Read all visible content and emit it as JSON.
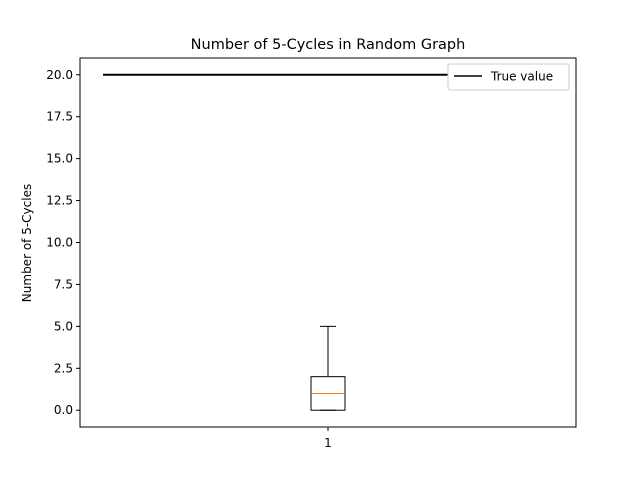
{
  "chart_data": {
    "type": "box",
    "title": "Number of 5-Cycles in Random Graph",
    "xlabel": "",
    "ylabel": "Number of 5-Cycles",
    "categories": [
      "1"
    ],
    "boxes": [
      {
        "category": "1",
        "whisker_low": 0.0,
        "q1": 0.0,
        "median": 1.0,
        "q3": 2.0,
        "whisker_high": 5.0
      }
    ],
    "reference_line": {
      "label": "True value",
      "y": 20.0,
      "color": "#000000"
    },
    "ylim": [
      -1.0,
      21.0
    ],
    "yticks": [
      "0.0",
      "2.5",
      "5.0",
      "7.5",
      "10.0",
      "12.5",
      "15.0",
      "17.5",
      "20.0"
    ],
    "ytick_values": [
      0.0,
      2.5,
      5.0,
      7.5,
      10.0,
      12.5,
      15.0,
      17.5,
      20.0
    ],
    "legend": {
      "position": "top-right",
      "entries": [
        "True value"
      ]
    },
    "grid": false,
    "colors": {
      "median": "#ff7f0e",
      "box": "#000000",
      "reference": "#000000"
    }
  }
}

══════════════════════════════

> Exercise: All records should be output exactly, with the pictures left out.

> Correct response:
Read all visible content and emit it as JSON.
{
  "chart_data": {
    "type": "box",
    "title": "Number of 5-Cycles in Random Graph",
    "xlabel": "",
    "ylabel": "Number of 5-Cycles",
    "categories": [
      "1"
    ],
    "boxes": [
      {
        "category": "1",
        "whisker_low": 0.0,
        "q1": 0.0,
        "median": 1.0,
        "q3": 2.0,
        "whisker_high": 5.0
      }
    ],
    "reference_line": {
      "label": "True value",
      "y": 20.0,
      "color": "#000000"
    },
    "ylim": [
      -1.0,
      21.0
    ],
    "yticks": [
      "0.0",
      "2.5",
      "5.0",
      "7.5",
      "10.0",
      "12.5",
      "15.0",
      "17.5",
      "20.0"
    ],
    "ytick_values": [
      0.0,
      2.5,
      5.0,
      7.5,
      10.0,
      12.5,
      15.0,
      17.5,
      20.0
    ],
    "legend": {
      "position": "top-right",
      "entries": [
        "True value"
      ]
    },
    "grid": false,
    "colors": {
      "median": "#ff7f0e",
      "box": "#000000",
      "reference": "#000000"
    }
  }
}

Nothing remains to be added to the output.